INSTRUCTION — Set down the full listing exactly as given. Any pictures are to be left out.
## Start RECORDS TO USE
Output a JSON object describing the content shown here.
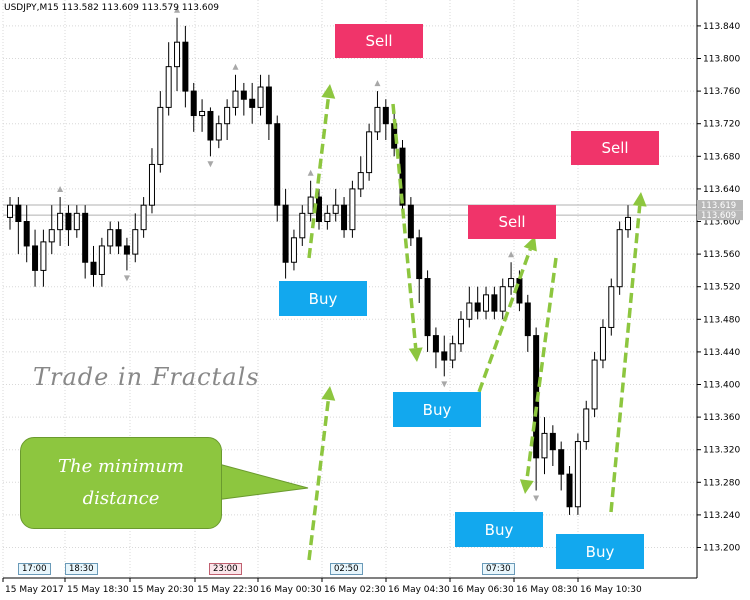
{
  "header": {
    "symbol": "USDJPY,M15",
    "ohlc": "113.582 113.609 113.579 113.609"
  },
  "signals": {
    "sell": [
      "Sell",
      "Sell",
      "Sell"
    ],
    "buy": [
      "Buy",
      "Buy",
      "Buy",
      "Buy"
    ]
  },
  "annotations": {
    "title": "Trade in Fractals",
    "callout_line1": "The minimum",
    "callout_line2": "distance"
  },
  "time_labels": [
    "17:00",
    "18:30",
    "23:00",
    "02:50",
    "07:30"
  ],
  "colors": {
    "sell": "#f0346a",
    "buy": "#12a8ee",
    "arrow": "#8dc63f",
    "callout": "#8dc63f"
  },
  "chart_data": {
    "type": "candlestick",
    "symbol": "USDJPY",
    "timeframe": "M15",
    "ylim": [
      113.18,
      113.88
    ],
    "y_ticks": [
      "113.840",
      "113.800",
      "113.760",
      "113.720",
      "113.680",
      "113.640",
      "113.600",
      "113.560",
      "113.520",
      "113.480",
      "113.440",
      "113.400",
      "113.360",
      "113.320",
      "113.280",
      "113.240",
      "113.200"
    ],
    "x_ticks": [
      "15 May 2017",
      "15 May 18:30",
      "15 May 20:30",
      "15 May 22:30",
      "16 May 00:30",
      "16 May 02:30",
      "16 May 04:30",
      "16 May 06:30",
      "16 May 08:30",
      "16 May 10:30"
    ],
    "current_prices": [
      "113.619",
      "113.609"
    ],
    "grid": true,
    "candles": [
      [
        113.605,
        113.62,
        113.63,
        113.59
      ],
      [
        113.62,
        113.6,
        113.63,
        113.56
      ],
      [
        113.6,
        113.57,
        113.62,
        113.55
      ],
      [
        113.57,
        113.54,
        113.59,
        113.52
      ],
      [
        113.54,
        113.575,
        113.59,
        113.52
      ],
      [
        113.575,
        113.59,
        113.62,
        113.56
      ],
      [
        113.59,
        113.61,
        113.63,
        113.57
      ],
      [
        113.61,
        113.59,
        113.62,
        113.57
      ],
      [
        113.59,
        113.61,
        113.62,
        113.58
      ],
      [
        113.61,
        113.55,
        113.62,
        113.53
      ],
      [
        113.55,
        113.535,
        113.57,
        113.52
      ],
      [
        113.535,
        113.57,
        113.58,
        113.52
      ],
      [
        113.57,
        113.59,
        113.6,
        113.56
      ],
      [
        113.59,
        113.57,
        113.6,
        113.56
      ],
      [
        113.57,
        113.56,
        113.58,
        113.54
      ],
      [
        113.56,
        113.59,
        113.61,
        113.55
      ],
      [
        113.59,
        113.62,
        113.63,
        113.58
      ],
      [
        113.62,
        113.67,
        113.69,
        113.61
      ],
      [
        113.67,
        113.74,
        113.76,
        113.66
      ],
      [
        113.74,
        113.79,
        113.82,
        113.73
      ],
      [
        113.79,
        113.82,
        113.85,
        113.76
      ],
      [
        113.82,
        113.76,
        113.84,
        113.74
      ],
      [
        113.76,
        113.73,
        113.77,
        113.71
      ],
      [
        113.73,
        113.735,
        113.75,
        113.71
      ],
      [
        113.735,
        113.7,
        113.74,
        113.68
      ],
      [
        113.7,
        113.72,
        113.73,
        113.69
      ],
      [
        113.72,
        113.74,
        113.75,
        113.7
      ],
      [
        113.74,
        113.76,
        113.78,
        113.73
      ],
      [
        113.76,
        113.75,
        113.77,
        113.73
      ],
      [
        113.75,
        113.74,
        113.77,
        113.72
      ],
      [
        113.74,
        113.765,
        113.78,
        113.73
      ],
      [
        113.765,
        113.72,
        113.78,
        113.7
      ],
      [
        113.72,
        113.62,
        113.73,
        113.6
      ],
      [
        113.62,
        113.55,
        113.64,
        113.53
      ],
      [
        113.55,
        113.58,
        113.59,
        113.54
      ],
      [
        113.58,
        113.61,
        113.62,
        113.57
      ],
      [
        113.61,
        113.63,
        113.65,
        113.6
      ],
      [
        113.63,
        113.6,
        113.64,
        113.59
      ],
      [
        113.6,
        113.61,
        113.62,
        113.59
      ],
      [
        113.61,
        113.62,
        113.64,
        113.6
      ],
      [
        113.62,
        113.59,
        113.63,
        113.58
      ],
      [
        113.59,
        113.64,
        113.65,
        113.58
      ],
      [
        113.64,
        113.66,
        113.68,
        113.63
      ],
      [
        113.66,
        113.71,
        113.72,
        113.65
      ],
      [
        113.71,
        113.74,
        113.76,
        113.7
      ],
      [
        113.74,
        113.72,
        113.75,
        113.7
      ],
      [
        113.72,
        113.69,
        113.74,
        113.68
      ],
      [
        113.69,
        113.62,
        113.7,
        113.61
      ],
      [
        113.62,
        113.58,
        113.63,
        113.57
      ],
      [
        113.58,
        113.53,
        113.59,
        113.5
      ],
      [
        113.53,
        113.46,
        113.54,
        113.44
      ],
      [
        113.46,
        113.44,
        113.47,
        113.42
      ],
      [
        113.44,
        113.43,
        113.46,
        113.41
      ],
      [
        113.43,
        113.45,
        113.46,
        113.42
      ],
      [
        113.45,
        113.48,
        113.49,
        113.44
      ],
      [
        113.48,
        113.5,
        113.52,
        113.47
      ],
      [
        113.5,
        113.49,
        113.52,
        113.48
      ],
      [
        113.49,
        113.51,
        113.52,
        113.48
      ],
      [
        113.51,
        113.49,
        113.52,
        113.48
      ],
      [
        113.49,
        113.52,
        113.53,
        113.48
      ],
      [
        113.52,
        113.53,
        113.55,
        113.51
      ],
      [
        113.53,
        113.5,
        113.54,
        113.49
      ],
      [
        113.5,
        113.46,
        113.51,
        113.44
      ],
      [
        113.46,
        113.31,
        113.47,
        113.27
      ],
      [
        113.31,
        113.34,
        113.36,
        113.29
      ],
      [
        113.34,
        113.32,
        113.35,
        113.3
      ],
      [
        113.32,
        113.29,
        113.33,
        113.27
      ],
      [
        113.29,
        113.25,
        113.3,
        113.24
      ],
      [
        113.25,
        113.33,
        113.34,
        113.24
      ],
      [
        113.33,
        113.37,
        113.38,
        113.32
      ],
      [
        113.37,
        113.43,
        113.44,
        113.36
      ],
      [
        113.43,
        113.47,
        113.48,
        113.42
      ],
      [
        113.47,
        113.52,
        113.53,
        113.46
      ],
      [
        113.52,
        113.59,
        113.6,
        113.51
      ],
      [
        113.59,
        113.605,
        113.62,
        113.58
      ]
    ]
  }
}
## End RECORDS TO USE
TASK SOLUTION —
Output a JSON object describing the content shown here.
{
  "header": {
    "symbol": "USDJPY,M15",
    "ohlc": "113.582 113.609 113.579 113.609"
  },
  "signals": {
    "sell": [
      "Sell",
      "Sell",
      "Sell"
    ],
    "buy": [
      "Buy",
      "Buy",
      "Buy",
      "Buy"
    ]
  },
  "annotations": {
    "title": "Trade in Fractals",
    "callout_line1": "The minimum",
    "callout_line2": "distance"
  },
  "time_labels": [
    "17:00",
    "18:30",
    "23:00",
    "02:50",
    "07:30"
  ],
  "colors": {
    "sell": "#f0346a",
    "buy": "#12a8ee",
    "arrow": "#8dc63f",
    "callout": "#8dc63f"
  },
  "chart_data": {
    "type": "candlestick",
    "symbol": "USDJPY",
    "timeframe": "M15",
    "ylim": [
      113.18,
      113.88
    ],
    "y_ticks": [
      "113.840",
      "113.800",
      "113.760",
      "113.720",
      "113.680",
      "113.640",
      "113.600",
      "113.560",
      "113.520",
      "113.480",
      "113.440",
      "113.400",
      "113.360",
      "113.320",
      "113.280",
      "113.240",
      "113.200"
    ],
    "x_ticks": [
      "15 May 2017",
      "15 May 18:30",
      "15 May 20:30",
      "15 May 22:30",
      "16 May 00:30",
      "16 May 02:30",
      "16 May 04:30",
      "16 May 06:30",
      "16 May 08:30",
      "16 May 10:30"
    ],
    "current_prices": [
      "113.619",
      "113.609"
    ],
    "grid": true,
    "candles": [
      [
        113.605,
        113.62,
        113.63,
        113.59
      ],
      [
        113.62,
        113.6,
        113.63,
        113.56
      ],
      [
        113.6,
        113.57,
        113.62,
        113.55
      ],
      [
        113.57,
        113.54,
        113.59,
        113.52
      ],
      [
        113.54,
        113.575,
        113.59,
        113.52
      ],
      [
        113.575,
        113.59,
        113.62,
        113.56
      ],
      [
        113.59,
        113.61,
        113.63,
        113.57
      ],
      [
        113.61,
        113.59,
        113.62,
        113.57
      ],
      [
        113.59,
        113.61,
        113.62,
        113.58
      ],
      [
        113.61,
        113.55,
        113.62,
        113.53
      ],
      [
        113.55,
        113.535,
        113.57,
        113.52
      ],
      [
        113.535,
        113.57,
        113.58,
        113.52
      ],
      [
        113.57,
        113.59,
        113.6,
        113.56
      ],
      [
        113.59,
        113.57,
        113.6,
        113.56
      ],
      [
        113.57,
        113.56,
        113.58,
        113.54
      ],
      [
        113.56,
        113.59,
        113.61,
        113.55
      ],
      [
        113.59,
        113.62,
        113.63,
        113.58
      ],
      [
        113.62,
        113.67,
        113.69,
        113.61
      ],
      [
        113.67,
        113.74,
        113.76,
        113.66
      ],
      [
        113.74,
        113.79,
        113.82,
        113.73
      ],
      [
        113.79,
        113.82,
        113.85,
        113.76
      ],
      [
        113.82,
        113.76,
        113.84,
        113.74
      ],
      [
        113.76,
        113.73,
        113.77,
        113.71
      ],
      [
        113.73,
        113.735,
        113.75,
        113.71
      ],
      [
        113.735,
        113.7,
        113.74,
        113.68
      ],
      [
        113.7,
        113.72,
        113.73,
        113.69
      ],
      [
        113.72,
        113.74,
        113.75,
        113.7
      ],
      [
        113.74,
        113.76,
        113.78,
        113.73
      ],
      [
        113.76,
        113.75,
        113.77,
        113.73
      ],
      [
        113.75,
        113.74,
        113.77,
        113.72
      ],
      [
        113.74,
        113.765,
        113.78,
        113.73
      ],
      [
        113.765,
        113.72,
        113.78,
        113.7
      ],
      [
        113.72,
        113.62,
        113.73,
        113.6
      ],
      [
        113.62,
        113.55,
        113.64,
        113.53
      ],
      [
        113.55,
        113.58,
        113.59,
        113.54
      ],
      [
        113.58,
        113.61,
        113.62,
        113.57
      ],
      [
        113.61,
        113.63,
        113.65,
        113.6
      ],
      [
        113.63,
        113.6,
        113.64,
        113.59
      ],
      [
        113.6,
        113.61,
        113.62,
        113.59
      ],
      [
        113.61,
        113.62,
        113.64,
        113.6
      ],
      [
        113.62,
        113.59,
        113.63,
        113.58
      ],
      [
        113.59,
        113.64,
        113.65,
        113.58
      ],
      [
        113.64,
        113.66,
        113.68,
        113.63
      ],
      [
        113.66,
        113.71,
        113.72,
        113.65
      ],
      [
        113.71,
        113.74,
        113.76,
        113.7
      ],
      [
        113.74,
        113.72,
        113.75,
        113.7
      ],
      [
        113.72,
        113.69,
        113.74,
        113.68
      ],
      [
        113.69,
        113.62,
        113.7,
        113.61
      ],
      [
        113.62,
        113.58,
        113.63,
        113.57
      ],
      [
        113.58,
        113.53,
        113.59,
        113.5
      ],
      [
        113.53,
        113.46,
        113.54,
        113.44
      ],
      [
        113.46,
        113.44,
        113.47,
        113.42
      ],
      [
        113.44,
        113.43,
        113.46,
        113.41
      ],
      [
        113.43,
        113.45,
        113.46,
        113.42
      ],
      [
        113.45,
        113.48,
        113.49,
        113.44
      ],
      [
        113.48,
        113.5,
        113.52,
        113.47
      ],
      [
        113.5,
        113.49,
        113.52,
        113.48
      ],
      [
        113.49,
        113.51,
        113.52,
        113.48
      ],
      [
        113.51,
        113.49,
        113.52,
        113.48
      ],
      [
        113.49,
        113.52,
        113.53,
        113.48
      ],
      [
        113.52,
        113.53,
        113.55,
        113.51
      ],
      [
        113.53,
        113.5,
        113.54,
        113.49
      ],
      [
        113.5,
        113.46,
        113.51,
        113.44
      ],
      [
        113.46,
        113.31,
        113.47,
        113.27
      ],
      [
        113.31,
        113.34,
        113.36,
        113.29
      ],
      [
        113.34,
        113.32,
        113.35,
        113.3
      ],
      [
        113.32,
        113.29,
        113.33,
        113.27
      ],
      [
        113.29,
        113.25,
        113.3,
        113.24
      ],
      [
        113.25,
        113.33,
        113.34,
        113.24
      ],
      [
        113.33,
        113.37,
        113.38,
        113.32
      ],
      [
        113.37,
        113.43,
        113.44,
        113.36
      ],
      [
        113.43,
        113.47,
        113.48,
        113.42
      ],
      [
        113.47,
        113.52,
        113.53,
        113.46
      ],
      [
        113.52,
        113.59,
        113.6,
        113.51
      ],
      [
        113.59,
        113.605,
        113.62,
        113.58
      ]
    ]
  }
}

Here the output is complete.